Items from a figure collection
★ ★ ★ ★

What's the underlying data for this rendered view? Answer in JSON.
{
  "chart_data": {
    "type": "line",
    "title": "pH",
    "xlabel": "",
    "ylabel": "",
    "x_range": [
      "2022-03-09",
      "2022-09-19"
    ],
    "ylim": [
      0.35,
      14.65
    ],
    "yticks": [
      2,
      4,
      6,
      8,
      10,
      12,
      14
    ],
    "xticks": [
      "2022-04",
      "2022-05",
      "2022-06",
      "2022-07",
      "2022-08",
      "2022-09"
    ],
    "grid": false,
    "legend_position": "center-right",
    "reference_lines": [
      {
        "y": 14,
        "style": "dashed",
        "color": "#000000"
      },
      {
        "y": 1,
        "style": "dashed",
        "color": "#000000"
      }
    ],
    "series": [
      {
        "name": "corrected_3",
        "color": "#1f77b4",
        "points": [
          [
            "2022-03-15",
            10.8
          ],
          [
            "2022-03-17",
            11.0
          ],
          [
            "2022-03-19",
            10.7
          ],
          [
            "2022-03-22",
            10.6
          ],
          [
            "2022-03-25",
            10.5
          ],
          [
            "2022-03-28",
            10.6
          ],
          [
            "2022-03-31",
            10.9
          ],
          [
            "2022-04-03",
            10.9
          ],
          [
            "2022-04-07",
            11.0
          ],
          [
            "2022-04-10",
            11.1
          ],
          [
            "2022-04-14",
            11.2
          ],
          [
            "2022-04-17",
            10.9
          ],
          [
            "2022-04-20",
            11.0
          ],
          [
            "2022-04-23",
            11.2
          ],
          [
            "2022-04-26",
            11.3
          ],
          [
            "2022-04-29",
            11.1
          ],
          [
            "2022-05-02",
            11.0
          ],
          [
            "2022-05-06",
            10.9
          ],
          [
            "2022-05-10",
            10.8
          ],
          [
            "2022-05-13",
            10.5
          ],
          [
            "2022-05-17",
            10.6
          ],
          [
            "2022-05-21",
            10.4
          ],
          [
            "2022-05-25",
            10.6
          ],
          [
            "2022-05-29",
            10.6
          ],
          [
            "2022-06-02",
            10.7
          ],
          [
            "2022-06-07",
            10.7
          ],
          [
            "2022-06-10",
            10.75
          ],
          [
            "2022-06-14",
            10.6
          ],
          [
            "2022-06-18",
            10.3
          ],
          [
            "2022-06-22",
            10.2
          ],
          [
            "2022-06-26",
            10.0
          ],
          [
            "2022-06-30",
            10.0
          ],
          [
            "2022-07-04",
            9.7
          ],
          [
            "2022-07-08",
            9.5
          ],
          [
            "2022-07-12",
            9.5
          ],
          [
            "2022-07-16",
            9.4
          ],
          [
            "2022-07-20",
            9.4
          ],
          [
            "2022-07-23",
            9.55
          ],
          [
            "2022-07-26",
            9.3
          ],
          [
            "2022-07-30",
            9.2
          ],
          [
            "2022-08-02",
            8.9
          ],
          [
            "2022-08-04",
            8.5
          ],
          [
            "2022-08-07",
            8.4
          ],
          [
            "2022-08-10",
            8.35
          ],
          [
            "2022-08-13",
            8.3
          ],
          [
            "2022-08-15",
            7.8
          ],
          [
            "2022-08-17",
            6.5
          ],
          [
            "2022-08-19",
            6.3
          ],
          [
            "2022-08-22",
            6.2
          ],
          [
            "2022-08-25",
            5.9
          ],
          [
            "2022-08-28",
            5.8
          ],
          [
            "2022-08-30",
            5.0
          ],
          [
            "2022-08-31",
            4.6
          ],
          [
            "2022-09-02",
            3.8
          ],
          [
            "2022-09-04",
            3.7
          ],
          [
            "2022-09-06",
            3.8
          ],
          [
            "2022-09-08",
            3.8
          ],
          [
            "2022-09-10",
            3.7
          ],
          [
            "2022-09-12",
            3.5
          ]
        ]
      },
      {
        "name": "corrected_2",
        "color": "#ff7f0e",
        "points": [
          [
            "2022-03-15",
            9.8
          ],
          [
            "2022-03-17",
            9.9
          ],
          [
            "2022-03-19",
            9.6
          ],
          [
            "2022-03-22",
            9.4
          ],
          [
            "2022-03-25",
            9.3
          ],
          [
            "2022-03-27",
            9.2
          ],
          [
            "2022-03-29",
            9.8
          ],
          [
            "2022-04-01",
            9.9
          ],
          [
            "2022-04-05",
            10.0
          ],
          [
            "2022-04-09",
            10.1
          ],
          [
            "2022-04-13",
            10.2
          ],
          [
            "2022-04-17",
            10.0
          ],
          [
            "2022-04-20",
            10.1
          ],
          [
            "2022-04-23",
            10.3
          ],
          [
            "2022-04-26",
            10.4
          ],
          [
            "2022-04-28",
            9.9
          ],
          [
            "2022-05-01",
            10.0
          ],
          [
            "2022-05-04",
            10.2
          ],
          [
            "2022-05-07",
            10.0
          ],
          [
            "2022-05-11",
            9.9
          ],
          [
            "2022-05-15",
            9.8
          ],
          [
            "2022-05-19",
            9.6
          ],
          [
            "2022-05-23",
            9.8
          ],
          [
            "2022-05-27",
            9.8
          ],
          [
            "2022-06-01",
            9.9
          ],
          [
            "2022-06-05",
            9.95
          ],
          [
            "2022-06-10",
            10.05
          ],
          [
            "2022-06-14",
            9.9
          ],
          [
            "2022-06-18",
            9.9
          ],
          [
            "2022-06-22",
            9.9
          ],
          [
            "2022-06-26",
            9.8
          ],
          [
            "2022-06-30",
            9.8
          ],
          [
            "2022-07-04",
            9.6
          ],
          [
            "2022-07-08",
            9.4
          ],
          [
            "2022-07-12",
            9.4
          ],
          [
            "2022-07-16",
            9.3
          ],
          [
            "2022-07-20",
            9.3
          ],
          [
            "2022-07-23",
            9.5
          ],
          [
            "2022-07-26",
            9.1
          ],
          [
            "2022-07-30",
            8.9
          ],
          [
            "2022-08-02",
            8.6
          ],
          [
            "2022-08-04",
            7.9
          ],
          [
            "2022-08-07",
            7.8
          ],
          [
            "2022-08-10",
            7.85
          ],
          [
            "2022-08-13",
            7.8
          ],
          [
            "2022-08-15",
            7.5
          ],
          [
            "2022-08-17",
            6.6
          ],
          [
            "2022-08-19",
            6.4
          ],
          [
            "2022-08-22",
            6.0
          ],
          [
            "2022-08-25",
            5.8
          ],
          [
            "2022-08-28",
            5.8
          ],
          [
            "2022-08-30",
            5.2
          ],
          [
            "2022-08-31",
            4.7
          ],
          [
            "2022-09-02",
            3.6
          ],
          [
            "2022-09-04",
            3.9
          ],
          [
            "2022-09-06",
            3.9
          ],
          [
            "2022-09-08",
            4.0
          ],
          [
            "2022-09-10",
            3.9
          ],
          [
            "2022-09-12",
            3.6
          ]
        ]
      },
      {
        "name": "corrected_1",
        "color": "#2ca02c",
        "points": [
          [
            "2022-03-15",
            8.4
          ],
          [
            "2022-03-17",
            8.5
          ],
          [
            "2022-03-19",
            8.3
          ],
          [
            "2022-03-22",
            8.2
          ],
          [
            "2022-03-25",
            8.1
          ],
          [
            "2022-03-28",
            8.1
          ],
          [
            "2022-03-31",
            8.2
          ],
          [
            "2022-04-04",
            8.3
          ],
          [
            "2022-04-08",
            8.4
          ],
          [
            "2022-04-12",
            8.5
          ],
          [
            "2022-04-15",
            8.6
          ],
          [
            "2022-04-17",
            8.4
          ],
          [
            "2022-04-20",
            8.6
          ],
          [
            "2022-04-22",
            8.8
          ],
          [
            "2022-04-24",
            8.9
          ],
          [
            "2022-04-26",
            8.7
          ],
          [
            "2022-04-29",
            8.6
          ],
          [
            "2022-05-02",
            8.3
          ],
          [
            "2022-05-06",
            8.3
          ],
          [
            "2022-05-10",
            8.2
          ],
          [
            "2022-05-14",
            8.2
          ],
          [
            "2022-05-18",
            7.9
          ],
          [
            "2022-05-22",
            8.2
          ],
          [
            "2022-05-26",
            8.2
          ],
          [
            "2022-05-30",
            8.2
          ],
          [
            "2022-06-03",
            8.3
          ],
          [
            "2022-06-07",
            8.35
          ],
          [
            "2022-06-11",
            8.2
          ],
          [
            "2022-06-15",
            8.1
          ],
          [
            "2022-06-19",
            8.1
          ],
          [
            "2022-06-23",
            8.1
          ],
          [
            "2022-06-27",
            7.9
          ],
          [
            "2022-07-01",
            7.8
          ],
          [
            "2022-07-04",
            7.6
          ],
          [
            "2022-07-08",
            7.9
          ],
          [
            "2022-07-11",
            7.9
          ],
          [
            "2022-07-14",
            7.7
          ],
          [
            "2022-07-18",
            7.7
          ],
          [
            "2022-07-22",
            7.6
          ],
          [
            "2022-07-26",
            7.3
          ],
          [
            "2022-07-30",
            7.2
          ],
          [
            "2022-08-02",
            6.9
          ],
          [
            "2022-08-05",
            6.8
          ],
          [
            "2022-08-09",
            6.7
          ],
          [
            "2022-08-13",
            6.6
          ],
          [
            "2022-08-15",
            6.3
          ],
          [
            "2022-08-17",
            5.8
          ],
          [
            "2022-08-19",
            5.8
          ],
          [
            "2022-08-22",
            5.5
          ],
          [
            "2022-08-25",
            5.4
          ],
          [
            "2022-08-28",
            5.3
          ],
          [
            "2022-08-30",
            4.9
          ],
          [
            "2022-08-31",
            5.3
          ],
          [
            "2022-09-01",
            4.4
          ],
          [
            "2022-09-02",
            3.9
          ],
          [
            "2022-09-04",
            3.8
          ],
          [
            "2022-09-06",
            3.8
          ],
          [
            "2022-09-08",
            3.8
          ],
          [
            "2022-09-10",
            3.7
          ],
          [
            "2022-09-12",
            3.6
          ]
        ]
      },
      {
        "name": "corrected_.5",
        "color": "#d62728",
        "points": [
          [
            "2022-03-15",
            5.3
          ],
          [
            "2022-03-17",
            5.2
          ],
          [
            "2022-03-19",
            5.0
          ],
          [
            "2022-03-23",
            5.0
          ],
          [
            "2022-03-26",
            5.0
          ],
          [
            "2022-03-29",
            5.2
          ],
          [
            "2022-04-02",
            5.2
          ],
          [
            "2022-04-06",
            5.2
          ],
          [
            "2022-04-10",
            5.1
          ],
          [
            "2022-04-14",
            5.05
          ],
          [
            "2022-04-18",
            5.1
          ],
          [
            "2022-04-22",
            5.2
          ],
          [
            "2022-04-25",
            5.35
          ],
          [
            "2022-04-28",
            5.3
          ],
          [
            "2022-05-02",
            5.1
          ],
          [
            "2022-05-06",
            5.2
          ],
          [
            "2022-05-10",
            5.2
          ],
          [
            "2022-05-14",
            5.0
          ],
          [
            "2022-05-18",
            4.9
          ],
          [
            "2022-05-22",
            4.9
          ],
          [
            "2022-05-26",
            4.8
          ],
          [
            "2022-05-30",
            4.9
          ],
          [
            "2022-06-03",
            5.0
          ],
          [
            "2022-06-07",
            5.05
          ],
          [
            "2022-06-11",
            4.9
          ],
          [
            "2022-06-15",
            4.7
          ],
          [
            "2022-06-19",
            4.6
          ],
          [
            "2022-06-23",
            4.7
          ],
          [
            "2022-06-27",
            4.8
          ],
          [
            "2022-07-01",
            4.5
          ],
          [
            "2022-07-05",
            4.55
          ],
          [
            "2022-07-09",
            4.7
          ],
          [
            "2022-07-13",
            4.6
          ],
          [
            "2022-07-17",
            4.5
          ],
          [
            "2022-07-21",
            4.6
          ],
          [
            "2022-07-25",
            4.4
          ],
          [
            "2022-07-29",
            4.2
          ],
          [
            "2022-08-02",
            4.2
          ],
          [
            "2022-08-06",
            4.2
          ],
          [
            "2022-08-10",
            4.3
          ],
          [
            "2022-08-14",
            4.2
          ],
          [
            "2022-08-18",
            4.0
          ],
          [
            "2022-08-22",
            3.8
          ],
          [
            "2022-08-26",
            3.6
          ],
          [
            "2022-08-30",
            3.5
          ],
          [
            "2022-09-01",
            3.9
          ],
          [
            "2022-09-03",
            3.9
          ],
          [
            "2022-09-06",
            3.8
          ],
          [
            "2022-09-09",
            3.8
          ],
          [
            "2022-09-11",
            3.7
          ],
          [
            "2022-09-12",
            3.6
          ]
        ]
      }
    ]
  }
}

★ ★ ★ ★

Give only the count of lines in this material that contain the string "name".

4